--- What to work on ---
Show every line where "updated" occurs.

--- Material shown ---

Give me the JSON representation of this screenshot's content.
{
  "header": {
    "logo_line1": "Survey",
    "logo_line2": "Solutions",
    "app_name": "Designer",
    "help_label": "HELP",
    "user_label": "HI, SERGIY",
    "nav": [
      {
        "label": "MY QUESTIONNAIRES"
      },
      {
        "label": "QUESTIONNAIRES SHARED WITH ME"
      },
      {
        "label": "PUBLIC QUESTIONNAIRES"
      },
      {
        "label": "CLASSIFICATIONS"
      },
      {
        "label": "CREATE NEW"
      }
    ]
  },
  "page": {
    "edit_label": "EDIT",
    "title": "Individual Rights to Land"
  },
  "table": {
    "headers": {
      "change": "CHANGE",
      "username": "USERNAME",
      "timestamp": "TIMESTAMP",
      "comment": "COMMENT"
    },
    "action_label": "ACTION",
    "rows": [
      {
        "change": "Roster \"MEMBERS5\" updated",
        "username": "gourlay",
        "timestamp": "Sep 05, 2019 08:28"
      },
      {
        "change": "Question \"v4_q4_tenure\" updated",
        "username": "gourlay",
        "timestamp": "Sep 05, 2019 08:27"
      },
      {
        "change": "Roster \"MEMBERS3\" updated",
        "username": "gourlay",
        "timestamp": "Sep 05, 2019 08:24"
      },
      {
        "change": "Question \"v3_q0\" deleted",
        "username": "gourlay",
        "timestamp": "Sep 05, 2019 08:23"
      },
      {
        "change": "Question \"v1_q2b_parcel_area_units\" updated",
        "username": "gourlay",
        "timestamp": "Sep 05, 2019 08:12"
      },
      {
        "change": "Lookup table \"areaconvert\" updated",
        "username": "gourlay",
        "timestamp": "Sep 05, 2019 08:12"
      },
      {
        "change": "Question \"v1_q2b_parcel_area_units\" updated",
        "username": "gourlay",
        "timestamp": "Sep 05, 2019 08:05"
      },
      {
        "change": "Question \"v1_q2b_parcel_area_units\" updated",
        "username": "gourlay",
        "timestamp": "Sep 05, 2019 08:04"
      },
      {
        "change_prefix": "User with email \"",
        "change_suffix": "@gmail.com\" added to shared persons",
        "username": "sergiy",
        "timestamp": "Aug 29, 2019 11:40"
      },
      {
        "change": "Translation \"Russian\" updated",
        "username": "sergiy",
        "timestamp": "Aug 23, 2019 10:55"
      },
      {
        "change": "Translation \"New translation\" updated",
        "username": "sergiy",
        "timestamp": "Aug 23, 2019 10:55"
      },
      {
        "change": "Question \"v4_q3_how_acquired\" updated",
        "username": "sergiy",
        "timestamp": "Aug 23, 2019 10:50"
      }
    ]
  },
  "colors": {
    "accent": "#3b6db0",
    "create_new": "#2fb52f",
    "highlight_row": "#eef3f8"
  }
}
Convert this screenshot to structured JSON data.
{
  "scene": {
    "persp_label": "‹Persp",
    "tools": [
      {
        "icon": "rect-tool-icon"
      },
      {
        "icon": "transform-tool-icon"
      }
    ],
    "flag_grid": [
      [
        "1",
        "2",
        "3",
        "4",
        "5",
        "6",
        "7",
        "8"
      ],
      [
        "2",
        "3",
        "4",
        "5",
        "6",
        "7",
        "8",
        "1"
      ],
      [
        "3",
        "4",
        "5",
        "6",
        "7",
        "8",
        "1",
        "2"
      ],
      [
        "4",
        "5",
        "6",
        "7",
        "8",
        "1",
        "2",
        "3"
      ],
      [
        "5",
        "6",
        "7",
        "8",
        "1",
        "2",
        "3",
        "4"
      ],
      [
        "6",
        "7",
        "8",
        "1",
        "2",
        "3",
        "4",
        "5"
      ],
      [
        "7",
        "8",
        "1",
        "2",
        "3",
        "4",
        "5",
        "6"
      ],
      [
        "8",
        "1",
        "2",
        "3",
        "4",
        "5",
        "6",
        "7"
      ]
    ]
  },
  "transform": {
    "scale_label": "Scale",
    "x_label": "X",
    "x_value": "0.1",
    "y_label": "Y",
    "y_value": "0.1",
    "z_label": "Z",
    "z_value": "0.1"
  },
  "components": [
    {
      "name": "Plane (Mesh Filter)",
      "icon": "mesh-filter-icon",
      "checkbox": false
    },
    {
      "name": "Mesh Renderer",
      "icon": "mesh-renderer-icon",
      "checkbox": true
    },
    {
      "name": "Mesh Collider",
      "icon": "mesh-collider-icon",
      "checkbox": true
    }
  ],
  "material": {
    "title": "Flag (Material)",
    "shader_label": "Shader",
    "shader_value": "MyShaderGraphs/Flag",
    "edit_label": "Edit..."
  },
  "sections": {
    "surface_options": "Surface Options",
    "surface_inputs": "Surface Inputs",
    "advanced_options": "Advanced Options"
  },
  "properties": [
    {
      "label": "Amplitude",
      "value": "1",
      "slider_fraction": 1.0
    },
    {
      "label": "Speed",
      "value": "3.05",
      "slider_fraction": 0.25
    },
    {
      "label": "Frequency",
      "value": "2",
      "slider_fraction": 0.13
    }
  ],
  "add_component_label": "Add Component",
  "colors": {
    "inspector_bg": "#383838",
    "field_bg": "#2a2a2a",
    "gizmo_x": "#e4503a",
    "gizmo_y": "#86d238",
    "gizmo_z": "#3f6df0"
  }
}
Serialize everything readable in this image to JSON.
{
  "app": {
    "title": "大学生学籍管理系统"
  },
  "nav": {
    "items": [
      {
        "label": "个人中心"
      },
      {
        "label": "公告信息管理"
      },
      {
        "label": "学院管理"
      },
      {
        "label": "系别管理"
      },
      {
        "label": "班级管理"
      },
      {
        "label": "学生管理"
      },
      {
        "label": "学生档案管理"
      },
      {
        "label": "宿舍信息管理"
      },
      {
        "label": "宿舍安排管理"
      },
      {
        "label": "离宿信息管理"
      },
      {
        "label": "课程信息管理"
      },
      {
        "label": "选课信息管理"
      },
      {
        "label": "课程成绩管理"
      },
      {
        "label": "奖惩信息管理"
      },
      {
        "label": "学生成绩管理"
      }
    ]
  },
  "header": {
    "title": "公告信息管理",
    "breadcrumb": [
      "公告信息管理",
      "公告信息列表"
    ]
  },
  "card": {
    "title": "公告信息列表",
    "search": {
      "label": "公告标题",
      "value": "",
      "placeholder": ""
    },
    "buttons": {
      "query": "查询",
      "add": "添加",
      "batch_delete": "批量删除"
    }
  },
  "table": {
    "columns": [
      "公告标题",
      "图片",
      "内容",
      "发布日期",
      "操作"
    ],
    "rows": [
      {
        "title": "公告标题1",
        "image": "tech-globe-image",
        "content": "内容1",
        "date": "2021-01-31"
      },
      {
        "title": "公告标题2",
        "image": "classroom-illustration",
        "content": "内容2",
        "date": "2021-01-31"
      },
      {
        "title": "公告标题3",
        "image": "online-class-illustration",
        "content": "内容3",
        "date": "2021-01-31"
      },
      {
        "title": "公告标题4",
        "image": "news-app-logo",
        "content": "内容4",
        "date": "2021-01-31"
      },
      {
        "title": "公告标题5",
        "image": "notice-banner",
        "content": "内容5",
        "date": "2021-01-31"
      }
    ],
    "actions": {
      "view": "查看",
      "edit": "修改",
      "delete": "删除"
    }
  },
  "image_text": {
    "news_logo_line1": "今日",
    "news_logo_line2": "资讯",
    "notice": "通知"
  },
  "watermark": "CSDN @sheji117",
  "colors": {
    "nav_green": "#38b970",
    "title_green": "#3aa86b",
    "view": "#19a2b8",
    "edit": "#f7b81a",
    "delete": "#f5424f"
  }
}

--- Result ---
        "change": "Roster \"MEMBERS5\" updated",
        "change": "Question \"v4_q4_tenure\" updated",
        "change": "Roster \"MEMBERS3\" updated",
        "change": "Question \"v1_q2b_parcel_area_units\" updated",
        "change": "Lookup table \"areaconvert\" updated",
        "change": "Question \"v1_q2b_parcel_area_units\" updated",
        "change": "Question \"v1_q2b_parcel_area_units\" updated",
        "change": "Translation \"Russian\" updated",
        "change": "Translation \"New translation\" updated",
        "change": "Question \"v4_q3_how_acquired\" updated",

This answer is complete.